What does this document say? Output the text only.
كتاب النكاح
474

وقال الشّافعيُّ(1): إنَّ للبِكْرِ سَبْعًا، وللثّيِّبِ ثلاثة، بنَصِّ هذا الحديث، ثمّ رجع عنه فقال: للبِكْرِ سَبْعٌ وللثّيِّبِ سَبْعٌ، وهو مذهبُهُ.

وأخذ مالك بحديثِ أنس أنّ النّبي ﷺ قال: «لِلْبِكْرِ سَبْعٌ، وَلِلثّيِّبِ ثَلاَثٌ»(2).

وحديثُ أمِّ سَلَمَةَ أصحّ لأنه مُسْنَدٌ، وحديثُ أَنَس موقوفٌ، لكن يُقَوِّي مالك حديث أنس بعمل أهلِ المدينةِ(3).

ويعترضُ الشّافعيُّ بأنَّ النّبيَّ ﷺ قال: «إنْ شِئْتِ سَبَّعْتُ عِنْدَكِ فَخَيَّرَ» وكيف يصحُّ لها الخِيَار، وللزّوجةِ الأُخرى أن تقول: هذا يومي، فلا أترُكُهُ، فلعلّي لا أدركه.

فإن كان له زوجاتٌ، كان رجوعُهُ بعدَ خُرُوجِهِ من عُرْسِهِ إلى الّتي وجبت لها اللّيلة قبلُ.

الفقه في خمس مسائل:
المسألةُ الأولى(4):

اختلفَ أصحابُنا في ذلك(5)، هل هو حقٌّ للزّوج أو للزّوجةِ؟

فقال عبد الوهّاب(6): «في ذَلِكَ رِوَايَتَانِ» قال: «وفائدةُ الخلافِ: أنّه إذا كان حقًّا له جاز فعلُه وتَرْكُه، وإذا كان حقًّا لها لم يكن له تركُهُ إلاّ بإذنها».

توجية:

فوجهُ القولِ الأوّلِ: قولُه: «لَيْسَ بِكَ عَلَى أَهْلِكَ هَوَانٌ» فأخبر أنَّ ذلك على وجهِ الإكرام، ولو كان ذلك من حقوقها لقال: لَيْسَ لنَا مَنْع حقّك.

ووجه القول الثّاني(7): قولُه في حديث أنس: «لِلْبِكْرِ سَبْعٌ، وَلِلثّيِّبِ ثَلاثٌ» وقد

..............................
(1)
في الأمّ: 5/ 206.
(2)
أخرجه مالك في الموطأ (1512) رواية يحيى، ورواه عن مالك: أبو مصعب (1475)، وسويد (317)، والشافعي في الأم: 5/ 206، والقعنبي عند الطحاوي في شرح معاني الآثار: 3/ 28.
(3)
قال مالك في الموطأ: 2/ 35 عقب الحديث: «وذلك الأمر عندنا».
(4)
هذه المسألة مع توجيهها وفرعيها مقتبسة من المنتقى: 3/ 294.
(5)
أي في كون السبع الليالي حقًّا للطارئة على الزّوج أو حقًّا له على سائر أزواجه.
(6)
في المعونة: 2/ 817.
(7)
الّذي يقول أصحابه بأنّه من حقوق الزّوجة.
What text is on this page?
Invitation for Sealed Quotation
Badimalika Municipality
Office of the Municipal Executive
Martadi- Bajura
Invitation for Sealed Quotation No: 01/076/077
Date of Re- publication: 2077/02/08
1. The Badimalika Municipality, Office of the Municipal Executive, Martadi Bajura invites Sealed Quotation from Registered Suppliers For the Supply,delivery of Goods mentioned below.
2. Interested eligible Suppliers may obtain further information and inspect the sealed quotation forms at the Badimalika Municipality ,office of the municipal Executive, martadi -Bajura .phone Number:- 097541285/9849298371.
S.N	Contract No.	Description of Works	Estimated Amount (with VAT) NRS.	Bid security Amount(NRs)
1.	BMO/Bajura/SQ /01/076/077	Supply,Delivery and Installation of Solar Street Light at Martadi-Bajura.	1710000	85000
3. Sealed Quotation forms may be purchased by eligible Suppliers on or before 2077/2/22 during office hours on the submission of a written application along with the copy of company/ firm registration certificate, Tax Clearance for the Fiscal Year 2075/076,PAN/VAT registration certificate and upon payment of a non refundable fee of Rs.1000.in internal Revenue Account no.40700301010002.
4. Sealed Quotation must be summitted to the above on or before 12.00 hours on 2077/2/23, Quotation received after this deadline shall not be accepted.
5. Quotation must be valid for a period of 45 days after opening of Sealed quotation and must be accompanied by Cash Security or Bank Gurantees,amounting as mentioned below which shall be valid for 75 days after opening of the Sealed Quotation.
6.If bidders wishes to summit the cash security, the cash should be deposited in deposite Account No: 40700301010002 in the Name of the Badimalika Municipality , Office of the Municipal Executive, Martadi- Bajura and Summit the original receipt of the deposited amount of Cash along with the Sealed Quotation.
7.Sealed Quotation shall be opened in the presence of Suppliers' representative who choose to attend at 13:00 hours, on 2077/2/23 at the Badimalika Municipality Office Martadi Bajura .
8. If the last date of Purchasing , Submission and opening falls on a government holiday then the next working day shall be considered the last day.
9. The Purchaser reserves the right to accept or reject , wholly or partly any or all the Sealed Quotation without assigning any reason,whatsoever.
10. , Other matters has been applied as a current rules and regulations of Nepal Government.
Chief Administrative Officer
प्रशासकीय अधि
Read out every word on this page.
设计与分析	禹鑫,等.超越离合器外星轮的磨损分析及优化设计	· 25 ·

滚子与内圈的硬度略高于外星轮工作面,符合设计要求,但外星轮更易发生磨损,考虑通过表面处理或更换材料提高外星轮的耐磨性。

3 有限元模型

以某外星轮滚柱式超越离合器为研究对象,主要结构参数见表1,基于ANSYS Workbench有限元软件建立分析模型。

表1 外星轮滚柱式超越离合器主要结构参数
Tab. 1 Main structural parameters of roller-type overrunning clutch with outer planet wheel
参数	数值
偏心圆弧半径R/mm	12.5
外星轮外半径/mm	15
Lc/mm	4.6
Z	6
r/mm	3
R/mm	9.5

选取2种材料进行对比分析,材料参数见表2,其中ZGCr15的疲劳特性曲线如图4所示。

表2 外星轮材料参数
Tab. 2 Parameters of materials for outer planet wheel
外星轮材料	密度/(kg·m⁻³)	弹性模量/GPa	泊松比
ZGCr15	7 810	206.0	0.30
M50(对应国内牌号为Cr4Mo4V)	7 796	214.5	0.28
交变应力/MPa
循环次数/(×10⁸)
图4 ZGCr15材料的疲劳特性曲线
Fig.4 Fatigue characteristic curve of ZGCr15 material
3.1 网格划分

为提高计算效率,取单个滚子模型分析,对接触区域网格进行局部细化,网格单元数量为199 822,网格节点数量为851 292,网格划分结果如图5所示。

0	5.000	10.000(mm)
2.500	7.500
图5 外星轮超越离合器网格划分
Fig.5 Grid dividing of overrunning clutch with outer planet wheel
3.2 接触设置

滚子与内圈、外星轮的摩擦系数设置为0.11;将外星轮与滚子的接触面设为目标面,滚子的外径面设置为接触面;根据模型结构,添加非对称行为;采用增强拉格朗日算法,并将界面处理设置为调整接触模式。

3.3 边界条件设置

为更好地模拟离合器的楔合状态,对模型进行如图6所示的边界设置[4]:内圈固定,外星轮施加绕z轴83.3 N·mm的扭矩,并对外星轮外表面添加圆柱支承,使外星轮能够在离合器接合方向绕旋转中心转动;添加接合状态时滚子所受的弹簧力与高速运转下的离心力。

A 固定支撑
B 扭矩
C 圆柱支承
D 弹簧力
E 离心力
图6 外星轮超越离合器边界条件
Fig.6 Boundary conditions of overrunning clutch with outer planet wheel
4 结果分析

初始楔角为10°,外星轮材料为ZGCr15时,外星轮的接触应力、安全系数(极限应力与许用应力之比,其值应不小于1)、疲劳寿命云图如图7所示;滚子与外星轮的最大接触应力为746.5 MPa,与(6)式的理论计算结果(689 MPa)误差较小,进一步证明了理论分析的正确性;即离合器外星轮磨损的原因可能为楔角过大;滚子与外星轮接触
────
Problem statement ->
Every line that holds the string "clutch" should be returned.

Answer to the exercise ->
Tab. 1 Main structural parameters of roller-type overrunning clutch with outer planet wheel
Fig.5 Grid dividing of overrunning clutch with outer planet wheel
Fig.6 Boundary conditions of overrunning clutch with outer planet wheel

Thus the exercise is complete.